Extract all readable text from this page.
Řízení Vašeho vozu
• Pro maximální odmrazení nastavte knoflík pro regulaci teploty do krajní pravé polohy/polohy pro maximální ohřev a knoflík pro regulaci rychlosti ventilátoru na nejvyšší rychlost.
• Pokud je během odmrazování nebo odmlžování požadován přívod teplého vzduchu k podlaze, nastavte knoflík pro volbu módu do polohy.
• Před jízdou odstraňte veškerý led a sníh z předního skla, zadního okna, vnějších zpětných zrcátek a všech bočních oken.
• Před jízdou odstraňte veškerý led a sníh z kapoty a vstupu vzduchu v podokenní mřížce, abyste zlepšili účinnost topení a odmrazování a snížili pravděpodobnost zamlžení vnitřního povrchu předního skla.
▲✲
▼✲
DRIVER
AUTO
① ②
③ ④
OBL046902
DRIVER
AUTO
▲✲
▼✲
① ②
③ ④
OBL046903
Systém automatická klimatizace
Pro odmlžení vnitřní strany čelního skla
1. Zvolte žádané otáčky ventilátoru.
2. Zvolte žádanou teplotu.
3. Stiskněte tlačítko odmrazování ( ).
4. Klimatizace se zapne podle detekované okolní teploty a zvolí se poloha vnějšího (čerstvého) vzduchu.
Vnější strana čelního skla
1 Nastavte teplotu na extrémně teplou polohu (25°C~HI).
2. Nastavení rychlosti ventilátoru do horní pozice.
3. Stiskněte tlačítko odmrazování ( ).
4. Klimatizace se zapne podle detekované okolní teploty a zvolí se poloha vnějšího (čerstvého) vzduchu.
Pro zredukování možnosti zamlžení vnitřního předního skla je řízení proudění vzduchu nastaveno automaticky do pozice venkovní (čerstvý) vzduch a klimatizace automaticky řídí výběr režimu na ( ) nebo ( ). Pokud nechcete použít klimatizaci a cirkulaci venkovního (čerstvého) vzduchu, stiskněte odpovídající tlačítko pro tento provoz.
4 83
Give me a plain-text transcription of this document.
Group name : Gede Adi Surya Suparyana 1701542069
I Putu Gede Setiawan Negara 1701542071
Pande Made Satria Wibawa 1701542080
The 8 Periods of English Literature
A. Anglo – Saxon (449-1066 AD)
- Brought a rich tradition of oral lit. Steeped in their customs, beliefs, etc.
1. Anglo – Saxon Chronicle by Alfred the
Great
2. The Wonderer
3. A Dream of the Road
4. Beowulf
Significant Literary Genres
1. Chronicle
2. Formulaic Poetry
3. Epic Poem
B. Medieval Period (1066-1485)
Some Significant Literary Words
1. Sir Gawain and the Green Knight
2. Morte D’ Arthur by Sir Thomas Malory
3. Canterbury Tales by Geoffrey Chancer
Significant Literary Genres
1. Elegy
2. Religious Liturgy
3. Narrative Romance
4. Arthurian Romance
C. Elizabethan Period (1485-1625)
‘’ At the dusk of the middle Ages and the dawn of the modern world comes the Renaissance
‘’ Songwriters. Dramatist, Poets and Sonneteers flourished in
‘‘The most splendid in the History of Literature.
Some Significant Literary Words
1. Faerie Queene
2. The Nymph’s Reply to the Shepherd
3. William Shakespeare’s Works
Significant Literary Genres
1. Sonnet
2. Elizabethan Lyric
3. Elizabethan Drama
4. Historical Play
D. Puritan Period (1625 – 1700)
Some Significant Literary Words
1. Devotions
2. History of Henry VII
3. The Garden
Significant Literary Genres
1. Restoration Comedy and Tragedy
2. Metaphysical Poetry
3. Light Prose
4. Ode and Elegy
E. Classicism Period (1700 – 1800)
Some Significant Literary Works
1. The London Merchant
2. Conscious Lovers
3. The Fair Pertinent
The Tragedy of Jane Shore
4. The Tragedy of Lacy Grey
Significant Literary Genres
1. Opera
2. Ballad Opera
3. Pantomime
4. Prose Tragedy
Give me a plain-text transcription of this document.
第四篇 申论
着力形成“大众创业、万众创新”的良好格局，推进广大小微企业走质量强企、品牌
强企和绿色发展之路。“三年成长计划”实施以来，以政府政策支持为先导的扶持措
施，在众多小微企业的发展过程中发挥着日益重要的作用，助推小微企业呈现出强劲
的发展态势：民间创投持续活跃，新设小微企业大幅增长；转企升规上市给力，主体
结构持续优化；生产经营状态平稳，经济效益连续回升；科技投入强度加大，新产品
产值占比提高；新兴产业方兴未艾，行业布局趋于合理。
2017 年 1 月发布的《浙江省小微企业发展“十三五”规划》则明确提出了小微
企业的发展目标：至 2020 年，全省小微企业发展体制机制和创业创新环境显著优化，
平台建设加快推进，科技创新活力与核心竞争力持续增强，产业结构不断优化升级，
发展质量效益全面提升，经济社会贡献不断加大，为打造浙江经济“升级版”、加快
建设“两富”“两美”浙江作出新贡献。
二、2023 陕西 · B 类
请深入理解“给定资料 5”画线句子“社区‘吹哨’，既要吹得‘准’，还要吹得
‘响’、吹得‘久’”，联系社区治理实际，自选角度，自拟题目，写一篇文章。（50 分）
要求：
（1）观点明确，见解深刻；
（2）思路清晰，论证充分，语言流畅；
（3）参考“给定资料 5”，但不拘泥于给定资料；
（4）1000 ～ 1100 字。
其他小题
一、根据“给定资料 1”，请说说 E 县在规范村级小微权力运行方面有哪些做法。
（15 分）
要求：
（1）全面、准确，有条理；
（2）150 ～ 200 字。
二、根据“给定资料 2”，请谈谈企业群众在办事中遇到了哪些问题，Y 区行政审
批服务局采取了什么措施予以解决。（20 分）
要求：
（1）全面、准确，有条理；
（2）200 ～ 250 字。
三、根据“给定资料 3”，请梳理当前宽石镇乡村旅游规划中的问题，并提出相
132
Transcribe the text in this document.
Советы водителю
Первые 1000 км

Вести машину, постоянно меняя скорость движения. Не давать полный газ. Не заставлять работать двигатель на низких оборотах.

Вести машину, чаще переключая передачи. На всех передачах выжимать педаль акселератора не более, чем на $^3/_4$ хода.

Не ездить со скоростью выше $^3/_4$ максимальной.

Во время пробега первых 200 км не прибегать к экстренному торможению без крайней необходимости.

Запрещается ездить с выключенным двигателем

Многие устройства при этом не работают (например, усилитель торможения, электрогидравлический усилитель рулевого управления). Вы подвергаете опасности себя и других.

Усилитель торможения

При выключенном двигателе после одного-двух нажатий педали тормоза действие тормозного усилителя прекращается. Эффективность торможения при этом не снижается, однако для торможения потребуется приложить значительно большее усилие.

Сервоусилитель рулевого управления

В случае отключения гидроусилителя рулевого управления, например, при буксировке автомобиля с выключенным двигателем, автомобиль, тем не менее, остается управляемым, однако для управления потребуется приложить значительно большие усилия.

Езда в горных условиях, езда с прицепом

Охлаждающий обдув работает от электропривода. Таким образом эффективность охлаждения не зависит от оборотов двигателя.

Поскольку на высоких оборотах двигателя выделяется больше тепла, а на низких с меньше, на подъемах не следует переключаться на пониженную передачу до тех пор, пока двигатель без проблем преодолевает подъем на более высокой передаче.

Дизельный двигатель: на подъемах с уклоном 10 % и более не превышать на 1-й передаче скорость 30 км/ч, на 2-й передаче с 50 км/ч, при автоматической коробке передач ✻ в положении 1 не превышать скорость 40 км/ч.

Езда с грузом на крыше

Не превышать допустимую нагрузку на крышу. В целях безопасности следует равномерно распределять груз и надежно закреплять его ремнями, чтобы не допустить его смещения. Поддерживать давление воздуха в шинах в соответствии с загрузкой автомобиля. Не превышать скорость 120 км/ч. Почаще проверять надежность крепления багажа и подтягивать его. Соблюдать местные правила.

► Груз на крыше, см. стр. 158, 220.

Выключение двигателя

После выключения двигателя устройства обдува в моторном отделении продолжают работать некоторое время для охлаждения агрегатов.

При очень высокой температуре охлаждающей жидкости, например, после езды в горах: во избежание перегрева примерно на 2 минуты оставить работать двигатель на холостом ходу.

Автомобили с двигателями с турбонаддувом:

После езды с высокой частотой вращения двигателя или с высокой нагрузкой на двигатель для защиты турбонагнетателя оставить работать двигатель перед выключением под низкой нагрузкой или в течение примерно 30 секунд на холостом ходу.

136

--------------------

Directions
Filter the records down to the lines that contain the string "Gede", and copy those lines.

Solution for this problem
Group name : Gede Adi Surya Suparyana 1701542069
I Putu Gede Setiawan Negara 1701542071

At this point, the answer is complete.